[BEGIN Information supplied]

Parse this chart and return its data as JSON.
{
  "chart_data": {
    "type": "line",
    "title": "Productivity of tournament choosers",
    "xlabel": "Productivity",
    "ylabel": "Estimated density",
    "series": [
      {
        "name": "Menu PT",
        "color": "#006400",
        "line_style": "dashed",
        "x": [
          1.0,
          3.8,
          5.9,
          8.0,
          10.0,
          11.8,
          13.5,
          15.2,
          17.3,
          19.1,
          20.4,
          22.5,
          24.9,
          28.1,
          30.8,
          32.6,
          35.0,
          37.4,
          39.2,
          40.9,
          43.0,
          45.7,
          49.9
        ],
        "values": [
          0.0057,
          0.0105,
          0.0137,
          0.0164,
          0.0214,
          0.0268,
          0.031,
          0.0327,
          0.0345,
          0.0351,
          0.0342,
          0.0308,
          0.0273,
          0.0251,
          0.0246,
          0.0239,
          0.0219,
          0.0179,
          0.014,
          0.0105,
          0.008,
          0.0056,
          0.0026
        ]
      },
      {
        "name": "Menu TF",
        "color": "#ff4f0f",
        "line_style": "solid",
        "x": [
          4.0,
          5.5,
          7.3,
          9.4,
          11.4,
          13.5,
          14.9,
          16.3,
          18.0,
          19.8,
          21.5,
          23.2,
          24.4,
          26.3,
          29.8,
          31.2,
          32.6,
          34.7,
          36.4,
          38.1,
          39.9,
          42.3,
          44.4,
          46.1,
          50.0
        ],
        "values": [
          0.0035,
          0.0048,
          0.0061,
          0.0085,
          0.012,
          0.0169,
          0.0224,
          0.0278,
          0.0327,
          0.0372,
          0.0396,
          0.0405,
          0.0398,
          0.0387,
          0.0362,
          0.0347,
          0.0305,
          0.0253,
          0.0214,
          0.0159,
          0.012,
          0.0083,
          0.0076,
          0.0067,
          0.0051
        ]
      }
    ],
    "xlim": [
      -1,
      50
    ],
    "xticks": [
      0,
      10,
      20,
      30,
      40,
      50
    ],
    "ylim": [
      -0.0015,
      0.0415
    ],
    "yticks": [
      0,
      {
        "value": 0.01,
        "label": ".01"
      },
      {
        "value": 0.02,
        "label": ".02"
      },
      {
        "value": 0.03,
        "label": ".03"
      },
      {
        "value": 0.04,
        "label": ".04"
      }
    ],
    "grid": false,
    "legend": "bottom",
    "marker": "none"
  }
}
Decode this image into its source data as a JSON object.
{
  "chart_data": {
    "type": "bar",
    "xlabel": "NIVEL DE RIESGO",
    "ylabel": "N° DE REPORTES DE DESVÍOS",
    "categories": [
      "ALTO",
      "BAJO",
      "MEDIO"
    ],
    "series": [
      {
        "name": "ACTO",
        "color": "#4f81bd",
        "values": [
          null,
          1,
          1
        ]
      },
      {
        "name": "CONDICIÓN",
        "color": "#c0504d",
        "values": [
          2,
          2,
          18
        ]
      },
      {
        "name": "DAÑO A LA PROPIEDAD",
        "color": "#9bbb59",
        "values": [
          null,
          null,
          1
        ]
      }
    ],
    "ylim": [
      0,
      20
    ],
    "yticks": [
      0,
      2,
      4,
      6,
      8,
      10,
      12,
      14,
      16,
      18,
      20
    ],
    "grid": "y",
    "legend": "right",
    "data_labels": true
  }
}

[END Information supplied]

Reproduce the whole listing word for word.

Parse this chart and return its data as JSON.
{
  "chart_data": {
    "type": "line",
    "title": "Productivity of tournament choosers",
    "xlabel": "Productivity",
    "ylabel": "Estimated density",
    "series": [
      {
        "name": "Menu PT",
        "color": "#006400",
        "line_style": "dashed",
        "x": [
          1.0,
          3.8,
          5.9,
          8.0,
          10.0,
          11.8,
          13.5,
          15.2,
          17.3,
          19.1,
          20.4,
          22.5,
          24.9,
          28.1,
          30.8,
          32.6,
          35.0,
          37.4,
          39.2,
          40.9,
          43.0,
          45.7,
          49.9
        ],
        "values": [
          0.0057,
          0.0105,
          0.0137,
          0.0164,
          0.0214,
          0.0268,
          0.031,
          0.0327,
          0.0345,
          0.0351,
          0.0342,
          0.0308,
          0.0273,
          0.0251,
          0.0246,
          0.0239,
          0.0219,
          0.0179,
          0.014,
          0.0105,
          0.008,
          0.0056,
          0.0026
        ]
      },
      {
        "name": "Menu TF",
        "color": "#ff4f0f",
        "line_style": "solid",
        "x": [
          4.0,
          5.5,
          7.3,
          9.4,
          11.4,
          13.5,
          14.9,
          16.3,
          18.0,
          19.8,
          21.5,
          23.2,
          24.4,
          26.3,
          29.8,
          31.2,
          32.6,
          34.7,
          36.4,
          38.1,
          39.9,
          42.3,
          44.4,
          46.1,
          50.0
        ],
        "values": [
          0.0035,
          0.0048,
          0.0061,
          0.0085,
          0.012,
          0.0169,
          0.0224,
          0.0278,
          0.0327,
          0.0372,
          0.0396,
          0.0405,
          0.0398,
          0.0387,
          0.0362,
          0.0347,
          0.0305,
          0.0253,
          0.0214,
          0.0159,
          0.012,
          0.0083,
          0.0076,
          0.0067,
          0.0051
        ]
      }
    ],
    "xlim": [
      -1,
      50
    ],
    "xticks": [
      0,
      10,
      20,
      30,
      40,
      50
    ],
    "ylim": [
      -0.0015,
      0.0415
    ],
    "yticks": [
      0,
      {
        "value": 0.01,
        "label": ".01"
      },
      {
        "value": 0.02,
        "label": ".02"
      },
      {
        "value": 0.03,
        "label": ".03"
      },
      {
        "value": 0.04,
        "label": ".04"
      }
    ],
    "grid": false,
    "legend": "bottom",
    "marker": "none"
  }
}
Decode this image into its source data as a JSON object.
{
  "chart_data": {
    "type": "bar",
    "xlabel": "NIVEL DE RIESGO",
    "ylabel": "N° DE REPORTES DE DESVÍOS",
    "categories": [
      "ALTO",
      "BAJO",
      "MEDIO"
    ],
    "series": [
      {
        "name": "ACTO",
        "color": "#4f81bd",
        "values": [
          null,
          1,
          1
        ]
      },
      {
        "name": "CONDICIÓN",
        "color": "#c0504d",
        "values": [
          2,
          2,
          18
        ]
      },
      {
        "name": "DAÑO A LA PROPIEDAD",
        "color": "#9bbb59",
        "values": [
          null,
          null,
          1
        ]
      }
    ],
    "ylim": [
      0,
      20
    ],
    "yticks": [
      0,
      2,
      4,
      6,
      8,
      10,
      12,
      14,
      16,
      18,
      20
    ],
    "grid": "y",
    "legend": "right",
    "data_labels": true
  }
}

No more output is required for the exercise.